• _PROMPT_
Review the listing and copy each line that holds the word "Dividend".

==========

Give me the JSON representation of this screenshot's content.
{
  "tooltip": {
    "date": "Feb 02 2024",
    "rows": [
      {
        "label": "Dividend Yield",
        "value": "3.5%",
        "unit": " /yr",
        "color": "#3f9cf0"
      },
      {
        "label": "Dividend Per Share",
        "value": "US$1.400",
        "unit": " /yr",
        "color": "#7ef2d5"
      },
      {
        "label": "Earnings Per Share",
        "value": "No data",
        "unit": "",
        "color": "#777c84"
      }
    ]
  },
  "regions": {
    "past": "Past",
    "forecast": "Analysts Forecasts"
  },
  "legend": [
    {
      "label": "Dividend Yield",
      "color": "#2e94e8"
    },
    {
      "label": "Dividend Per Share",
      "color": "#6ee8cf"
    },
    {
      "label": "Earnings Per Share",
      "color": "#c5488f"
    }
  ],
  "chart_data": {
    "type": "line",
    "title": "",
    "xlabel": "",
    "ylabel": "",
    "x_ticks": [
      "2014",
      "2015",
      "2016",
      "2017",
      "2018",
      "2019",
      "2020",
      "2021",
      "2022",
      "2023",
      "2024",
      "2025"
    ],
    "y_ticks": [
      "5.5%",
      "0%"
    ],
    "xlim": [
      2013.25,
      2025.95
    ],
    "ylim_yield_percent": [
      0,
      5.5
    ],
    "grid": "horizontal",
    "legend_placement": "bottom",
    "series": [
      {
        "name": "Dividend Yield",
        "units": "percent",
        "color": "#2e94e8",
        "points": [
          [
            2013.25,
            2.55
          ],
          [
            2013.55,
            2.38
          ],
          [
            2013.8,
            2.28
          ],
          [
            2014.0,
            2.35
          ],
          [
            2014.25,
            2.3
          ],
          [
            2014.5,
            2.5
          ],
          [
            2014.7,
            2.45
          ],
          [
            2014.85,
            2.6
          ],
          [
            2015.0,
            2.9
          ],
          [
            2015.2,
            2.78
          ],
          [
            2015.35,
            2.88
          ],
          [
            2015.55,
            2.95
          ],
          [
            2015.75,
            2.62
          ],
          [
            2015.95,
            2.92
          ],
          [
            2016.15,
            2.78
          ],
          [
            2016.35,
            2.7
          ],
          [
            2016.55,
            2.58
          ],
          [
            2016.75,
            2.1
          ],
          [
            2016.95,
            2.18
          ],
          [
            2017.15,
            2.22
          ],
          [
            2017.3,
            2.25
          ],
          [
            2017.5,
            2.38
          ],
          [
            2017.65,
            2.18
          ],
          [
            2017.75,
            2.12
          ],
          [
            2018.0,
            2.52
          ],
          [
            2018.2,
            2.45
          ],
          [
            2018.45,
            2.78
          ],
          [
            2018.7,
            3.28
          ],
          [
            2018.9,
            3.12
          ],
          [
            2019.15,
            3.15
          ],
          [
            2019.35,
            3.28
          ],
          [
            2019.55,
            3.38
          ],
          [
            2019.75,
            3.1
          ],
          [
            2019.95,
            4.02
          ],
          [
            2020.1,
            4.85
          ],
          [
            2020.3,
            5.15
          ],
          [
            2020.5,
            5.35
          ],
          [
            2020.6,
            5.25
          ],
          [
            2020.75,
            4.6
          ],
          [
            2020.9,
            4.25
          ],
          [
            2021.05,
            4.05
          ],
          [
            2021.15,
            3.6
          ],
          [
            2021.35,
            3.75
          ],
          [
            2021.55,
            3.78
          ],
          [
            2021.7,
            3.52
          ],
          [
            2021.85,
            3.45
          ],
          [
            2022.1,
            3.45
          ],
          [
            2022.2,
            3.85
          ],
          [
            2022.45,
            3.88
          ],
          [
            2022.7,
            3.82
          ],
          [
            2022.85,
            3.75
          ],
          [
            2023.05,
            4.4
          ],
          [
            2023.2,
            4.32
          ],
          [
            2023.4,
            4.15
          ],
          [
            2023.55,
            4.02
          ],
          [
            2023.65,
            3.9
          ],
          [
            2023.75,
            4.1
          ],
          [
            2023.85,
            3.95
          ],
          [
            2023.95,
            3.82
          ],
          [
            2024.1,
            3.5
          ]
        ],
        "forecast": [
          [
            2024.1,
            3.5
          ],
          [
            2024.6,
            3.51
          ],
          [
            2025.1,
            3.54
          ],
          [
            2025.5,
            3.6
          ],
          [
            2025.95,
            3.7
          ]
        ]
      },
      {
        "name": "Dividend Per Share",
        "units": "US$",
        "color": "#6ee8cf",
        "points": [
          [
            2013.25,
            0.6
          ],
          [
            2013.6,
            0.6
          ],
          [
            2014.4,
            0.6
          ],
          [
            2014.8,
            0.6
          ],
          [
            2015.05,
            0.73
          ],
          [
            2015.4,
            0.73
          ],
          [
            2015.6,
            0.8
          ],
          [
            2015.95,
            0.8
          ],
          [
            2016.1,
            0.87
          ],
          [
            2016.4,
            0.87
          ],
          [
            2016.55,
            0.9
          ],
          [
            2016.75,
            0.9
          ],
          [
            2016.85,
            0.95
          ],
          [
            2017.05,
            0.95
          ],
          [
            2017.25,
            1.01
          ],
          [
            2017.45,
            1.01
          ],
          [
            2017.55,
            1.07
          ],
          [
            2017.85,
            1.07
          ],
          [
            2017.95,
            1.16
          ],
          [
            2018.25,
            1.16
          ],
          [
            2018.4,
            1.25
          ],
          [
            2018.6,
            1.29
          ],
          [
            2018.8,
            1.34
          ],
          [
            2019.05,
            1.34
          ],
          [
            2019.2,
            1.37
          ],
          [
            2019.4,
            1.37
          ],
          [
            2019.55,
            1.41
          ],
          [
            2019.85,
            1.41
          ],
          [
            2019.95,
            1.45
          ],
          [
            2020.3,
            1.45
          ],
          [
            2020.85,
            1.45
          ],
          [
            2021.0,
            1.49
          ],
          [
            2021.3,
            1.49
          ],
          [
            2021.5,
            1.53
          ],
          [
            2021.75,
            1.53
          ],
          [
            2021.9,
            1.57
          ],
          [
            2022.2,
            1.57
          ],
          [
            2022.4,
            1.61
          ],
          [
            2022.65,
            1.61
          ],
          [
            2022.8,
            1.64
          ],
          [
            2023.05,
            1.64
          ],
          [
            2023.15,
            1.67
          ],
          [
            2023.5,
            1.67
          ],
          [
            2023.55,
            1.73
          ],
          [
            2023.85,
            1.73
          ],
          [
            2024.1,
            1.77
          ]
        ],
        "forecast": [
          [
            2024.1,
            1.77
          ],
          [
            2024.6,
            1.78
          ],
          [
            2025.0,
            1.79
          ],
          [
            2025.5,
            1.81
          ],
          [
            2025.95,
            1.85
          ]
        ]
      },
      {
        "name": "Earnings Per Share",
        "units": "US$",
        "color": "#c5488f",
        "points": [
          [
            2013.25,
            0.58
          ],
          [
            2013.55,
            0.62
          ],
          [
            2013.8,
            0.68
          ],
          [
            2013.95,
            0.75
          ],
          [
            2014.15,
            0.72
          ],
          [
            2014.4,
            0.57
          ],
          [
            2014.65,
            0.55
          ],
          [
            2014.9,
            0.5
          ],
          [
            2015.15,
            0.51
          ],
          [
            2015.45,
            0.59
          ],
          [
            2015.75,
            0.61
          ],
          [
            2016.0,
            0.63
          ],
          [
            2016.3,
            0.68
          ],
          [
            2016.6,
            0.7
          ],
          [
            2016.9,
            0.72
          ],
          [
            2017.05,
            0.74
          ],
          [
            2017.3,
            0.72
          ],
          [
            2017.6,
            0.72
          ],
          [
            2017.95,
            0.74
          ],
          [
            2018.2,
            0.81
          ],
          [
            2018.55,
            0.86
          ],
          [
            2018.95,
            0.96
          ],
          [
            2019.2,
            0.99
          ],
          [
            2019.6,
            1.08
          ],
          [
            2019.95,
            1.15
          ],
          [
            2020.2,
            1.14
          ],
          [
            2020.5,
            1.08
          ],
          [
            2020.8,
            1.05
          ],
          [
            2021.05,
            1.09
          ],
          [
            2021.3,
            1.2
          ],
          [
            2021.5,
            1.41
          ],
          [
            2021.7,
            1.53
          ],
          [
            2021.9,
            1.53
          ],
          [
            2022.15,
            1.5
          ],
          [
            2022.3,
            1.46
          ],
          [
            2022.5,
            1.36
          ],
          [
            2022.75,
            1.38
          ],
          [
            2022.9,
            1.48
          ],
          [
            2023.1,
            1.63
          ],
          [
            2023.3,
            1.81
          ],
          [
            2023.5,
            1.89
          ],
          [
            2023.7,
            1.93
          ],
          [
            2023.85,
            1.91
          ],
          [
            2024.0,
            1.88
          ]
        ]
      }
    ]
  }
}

==========

• _REPLY TO THE TASK_
        "label": "Dividend Yield",
        "label": "Dividend Per Share",
      "label": "Dividend Yield",
      "label": "Dividend Per Share",
        "name": "Dividend Yield",
        "name": "Dividend Per Share",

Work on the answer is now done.